■ **WHAT NEEDS TO BE DONE**
Look through the records that follow. Copy every line containing the word "ブライダル専門学校".

--------------------------------

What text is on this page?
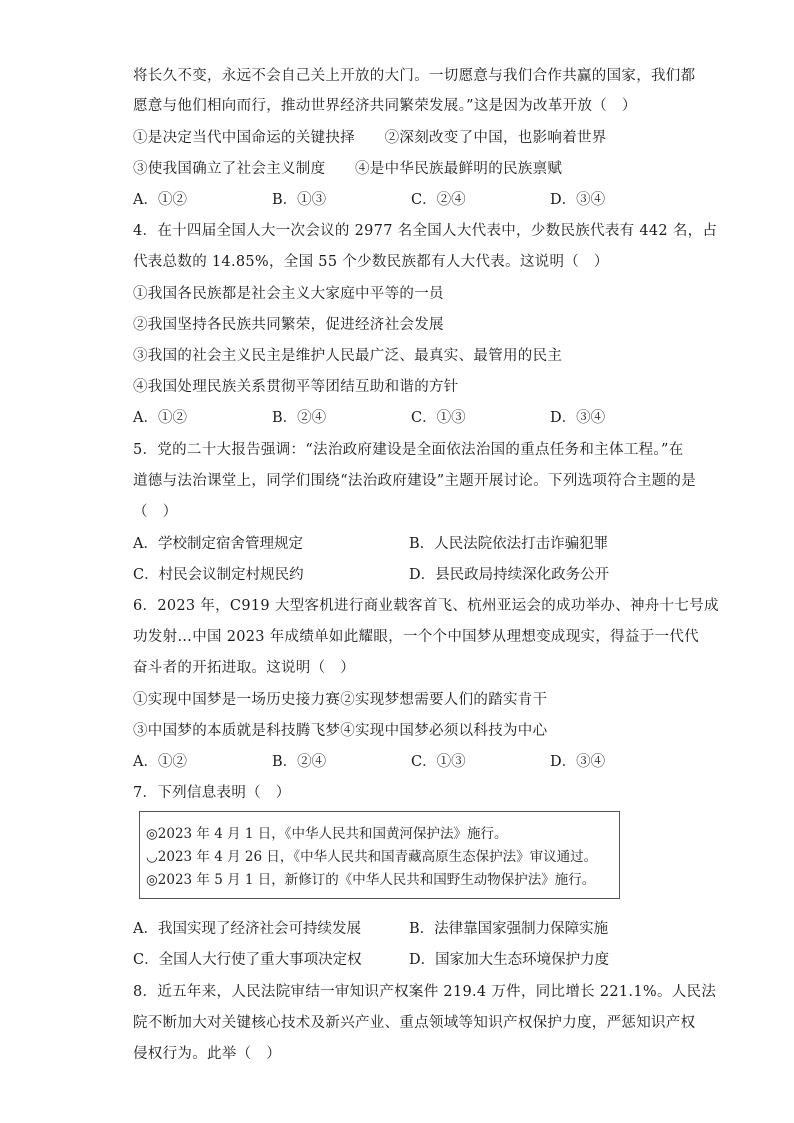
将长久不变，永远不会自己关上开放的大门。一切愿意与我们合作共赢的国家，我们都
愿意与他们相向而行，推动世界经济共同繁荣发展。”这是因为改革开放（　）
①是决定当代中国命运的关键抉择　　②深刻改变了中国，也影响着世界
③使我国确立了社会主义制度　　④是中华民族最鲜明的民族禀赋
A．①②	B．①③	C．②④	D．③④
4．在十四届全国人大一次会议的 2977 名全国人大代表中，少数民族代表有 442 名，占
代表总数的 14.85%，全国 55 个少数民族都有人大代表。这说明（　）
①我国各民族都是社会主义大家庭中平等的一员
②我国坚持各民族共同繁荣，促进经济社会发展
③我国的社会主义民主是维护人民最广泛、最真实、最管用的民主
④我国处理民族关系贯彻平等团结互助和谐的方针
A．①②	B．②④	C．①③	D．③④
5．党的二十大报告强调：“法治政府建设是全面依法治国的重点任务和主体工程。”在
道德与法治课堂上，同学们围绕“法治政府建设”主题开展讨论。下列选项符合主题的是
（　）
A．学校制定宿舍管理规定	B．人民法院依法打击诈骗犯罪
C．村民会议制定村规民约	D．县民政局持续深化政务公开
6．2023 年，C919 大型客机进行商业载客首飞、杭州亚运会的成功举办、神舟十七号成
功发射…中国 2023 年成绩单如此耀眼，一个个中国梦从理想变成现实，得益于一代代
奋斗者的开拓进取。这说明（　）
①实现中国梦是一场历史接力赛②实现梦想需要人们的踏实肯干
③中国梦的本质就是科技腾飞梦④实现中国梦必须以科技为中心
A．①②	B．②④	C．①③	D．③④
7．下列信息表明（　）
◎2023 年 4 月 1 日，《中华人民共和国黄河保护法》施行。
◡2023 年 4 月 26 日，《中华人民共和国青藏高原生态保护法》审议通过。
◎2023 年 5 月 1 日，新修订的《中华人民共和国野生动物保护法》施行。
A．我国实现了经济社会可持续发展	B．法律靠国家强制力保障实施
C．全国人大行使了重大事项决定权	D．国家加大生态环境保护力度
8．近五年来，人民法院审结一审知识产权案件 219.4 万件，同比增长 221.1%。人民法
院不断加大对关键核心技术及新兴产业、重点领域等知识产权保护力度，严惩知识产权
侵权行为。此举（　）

--------------------------------

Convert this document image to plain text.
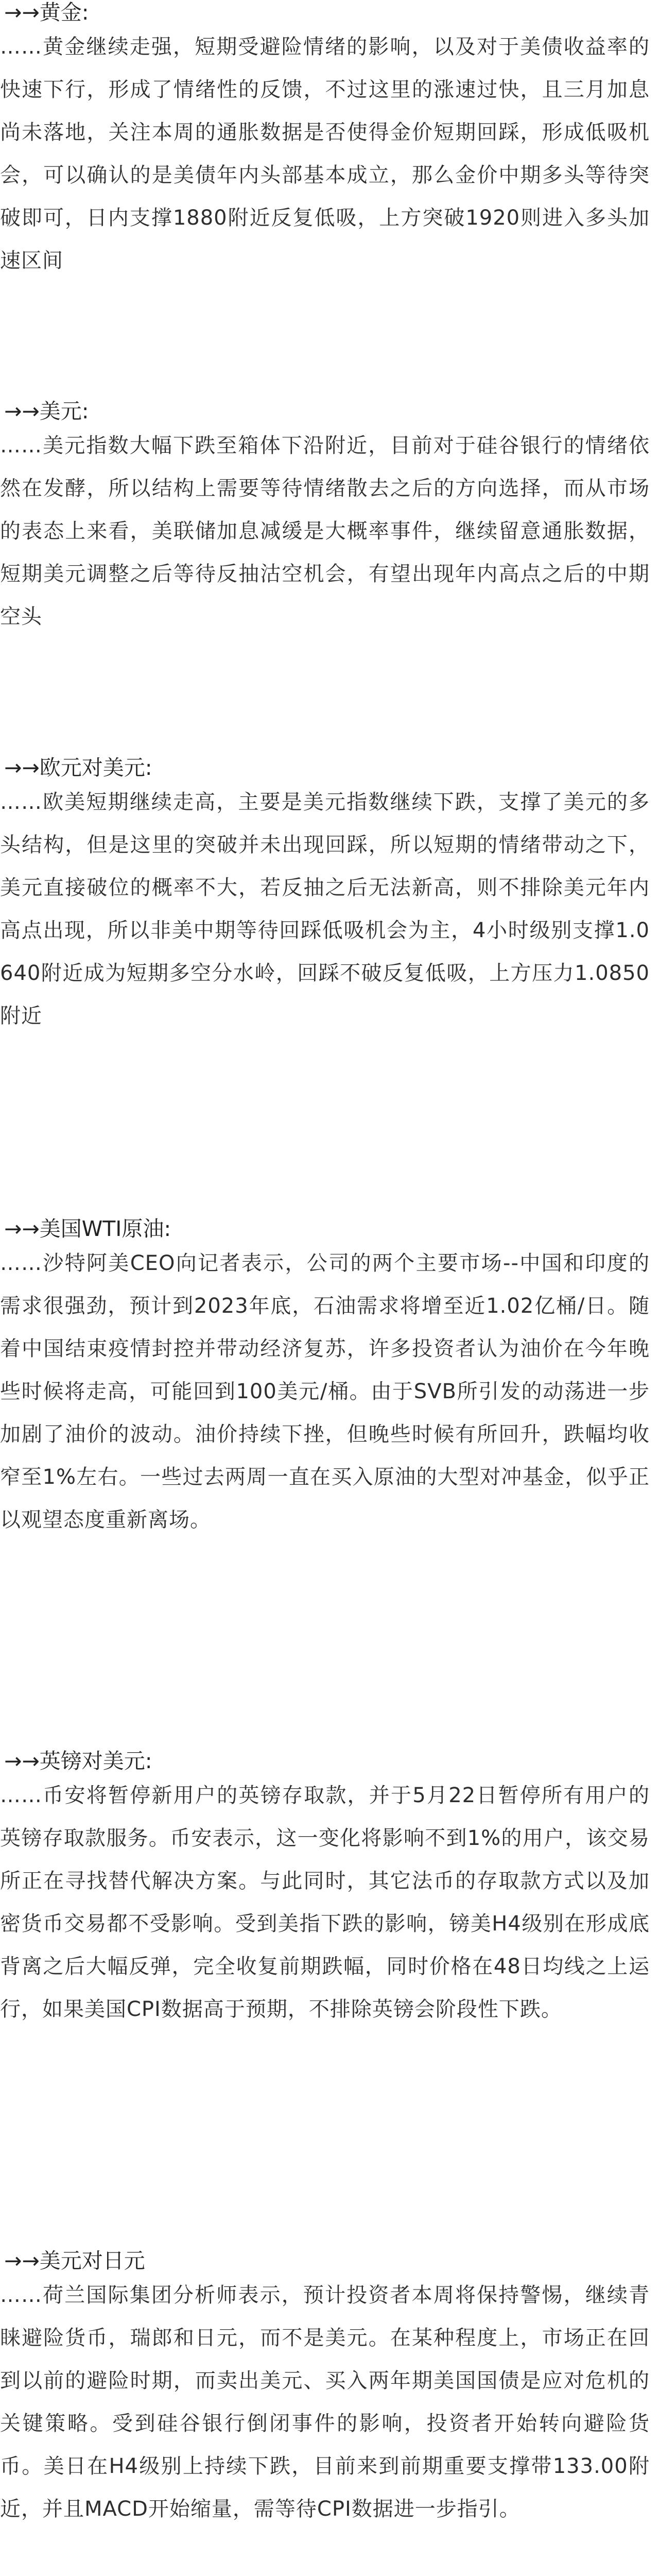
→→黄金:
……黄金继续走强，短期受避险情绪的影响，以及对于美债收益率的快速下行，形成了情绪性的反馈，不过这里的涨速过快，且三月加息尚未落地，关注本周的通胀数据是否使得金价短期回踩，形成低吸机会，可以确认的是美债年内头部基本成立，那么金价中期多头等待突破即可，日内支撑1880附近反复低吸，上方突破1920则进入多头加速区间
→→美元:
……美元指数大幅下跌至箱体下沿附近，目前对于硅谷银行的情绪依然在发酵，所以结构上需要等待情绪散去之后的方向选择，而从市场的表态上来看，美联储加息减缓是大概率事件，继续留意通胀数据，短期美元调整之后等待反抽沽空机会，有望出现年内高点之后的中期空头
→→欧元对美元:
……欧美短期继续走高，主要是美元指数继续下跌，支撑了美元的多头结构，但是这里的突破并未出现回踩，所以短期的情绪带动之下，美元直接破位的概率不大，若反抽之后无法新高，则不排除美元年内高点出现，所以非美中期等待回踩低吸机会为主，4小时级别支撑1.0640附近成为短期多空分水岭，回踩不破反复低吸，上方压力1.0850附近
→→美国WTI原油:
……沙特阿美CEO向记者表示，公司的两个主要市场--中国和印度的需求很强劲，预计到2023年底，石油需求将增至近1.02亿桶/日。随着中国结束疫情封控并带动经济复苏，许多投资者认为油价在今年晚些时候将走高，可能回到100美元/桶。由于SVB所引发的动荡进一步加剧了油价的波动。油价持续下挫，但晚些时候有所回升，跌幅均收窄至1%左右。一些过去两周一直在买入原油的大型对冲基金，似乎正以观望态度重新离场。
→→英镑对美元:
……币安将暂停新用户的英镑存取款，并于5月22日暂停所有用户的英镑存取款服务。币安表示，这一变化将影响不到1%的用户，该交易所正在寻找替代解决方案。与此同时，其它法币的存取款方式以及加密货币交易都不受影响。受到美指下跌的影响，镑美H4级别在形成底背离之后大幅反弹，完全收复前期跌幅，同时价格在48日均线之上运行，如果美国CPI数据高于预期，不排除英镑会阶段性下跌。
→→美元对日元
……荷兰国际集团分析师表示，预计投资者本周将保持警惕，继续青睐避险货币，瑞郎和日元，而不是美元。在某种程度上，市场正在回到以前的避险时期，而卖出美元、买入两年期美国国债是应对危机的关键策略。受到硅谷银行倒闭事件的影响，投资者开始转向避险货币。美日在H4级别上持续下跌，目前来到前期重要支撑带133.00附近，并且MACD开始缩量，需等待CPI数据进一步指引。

--------------------------------

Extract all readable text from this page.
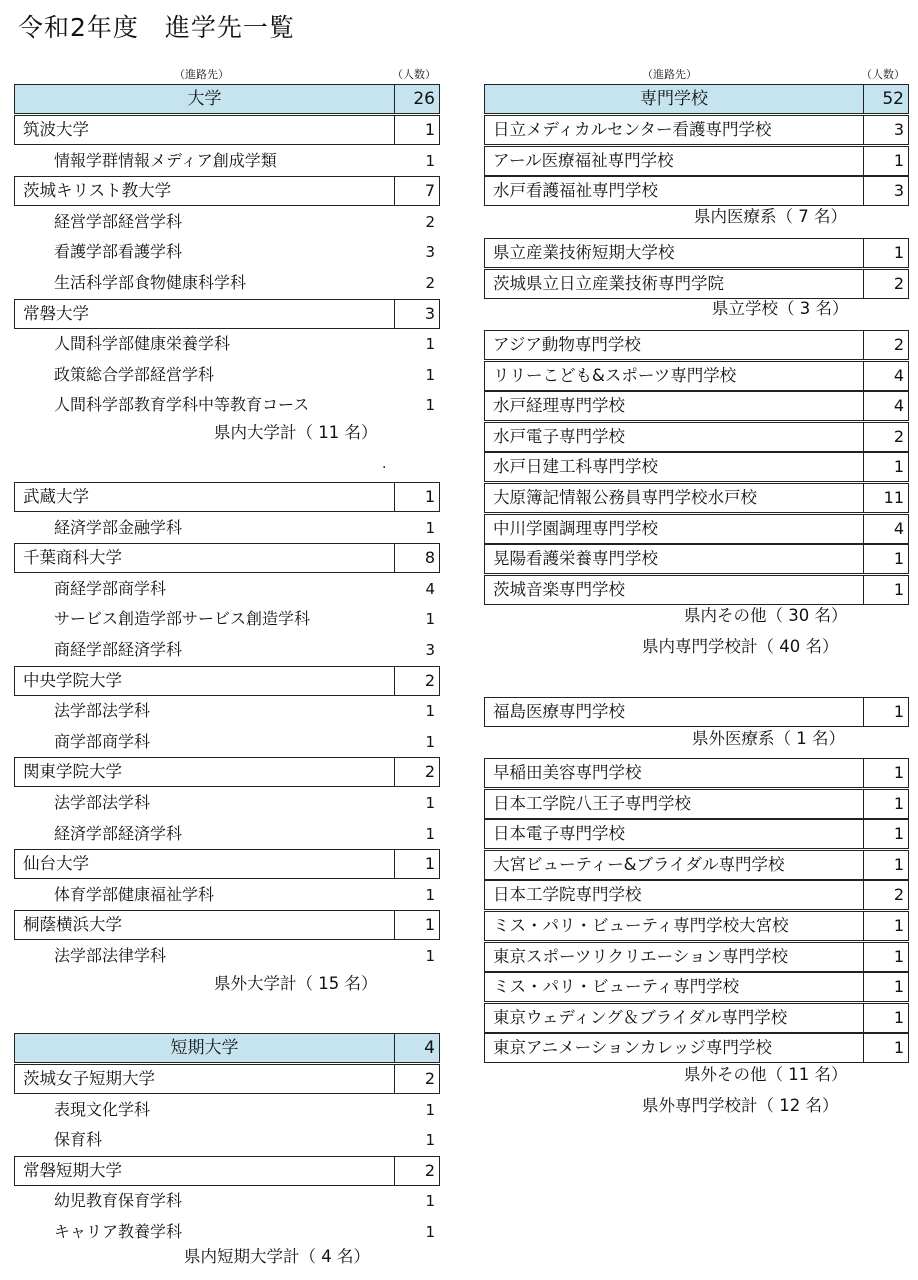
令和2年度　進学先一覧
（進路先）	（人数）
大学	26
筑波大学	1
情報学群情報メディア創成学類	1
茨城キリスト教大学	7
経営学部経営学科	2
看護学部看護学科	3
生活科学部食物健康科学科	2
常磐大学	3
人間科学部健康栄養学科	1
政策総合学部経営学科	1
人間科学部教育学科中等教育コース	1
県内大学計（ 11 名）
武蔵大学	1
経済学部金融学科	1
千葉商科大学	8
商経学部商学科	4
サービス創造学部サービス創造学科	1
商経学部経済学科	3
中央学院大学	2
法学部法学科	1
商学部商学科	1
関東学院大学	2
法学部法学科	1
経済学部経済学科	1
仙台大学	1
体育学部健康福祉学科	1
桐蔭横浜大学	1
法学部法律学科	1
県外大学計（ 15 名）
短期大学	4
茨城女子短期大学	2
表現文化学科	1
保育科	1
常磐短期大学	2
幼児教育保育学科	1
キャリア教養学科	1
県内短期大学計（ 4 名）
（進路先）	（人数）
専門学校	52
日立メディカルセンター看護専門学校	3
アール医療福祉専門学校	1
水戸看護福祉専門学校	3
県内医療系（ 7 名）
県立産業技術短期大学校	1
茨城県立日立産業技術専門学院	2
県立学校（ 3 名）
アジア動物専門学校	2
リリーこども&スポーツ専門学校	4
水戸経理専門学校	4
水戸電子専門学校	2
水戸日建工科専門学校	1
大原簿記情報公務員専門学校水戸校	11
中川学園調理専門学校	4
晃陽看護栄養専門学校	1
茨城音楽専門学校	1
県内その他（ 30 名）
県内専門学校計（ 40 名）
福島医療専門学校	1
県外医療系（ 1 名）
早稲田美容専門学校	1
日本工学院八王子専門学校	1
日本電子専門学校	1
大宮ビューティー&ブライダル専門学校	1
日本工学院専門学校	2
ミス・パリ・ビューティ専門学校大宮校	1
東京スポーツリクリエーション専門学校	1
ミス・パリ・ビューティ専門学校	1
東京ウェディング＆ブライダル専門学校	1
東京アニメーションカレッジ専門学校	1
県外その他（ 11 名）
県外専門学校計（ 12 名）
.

--------------------------------

■ **RESPONSE BELOW**
大宮ビューティー&ブライダル専門学校	1
東京ウェディング＆ブライダル専門学校	1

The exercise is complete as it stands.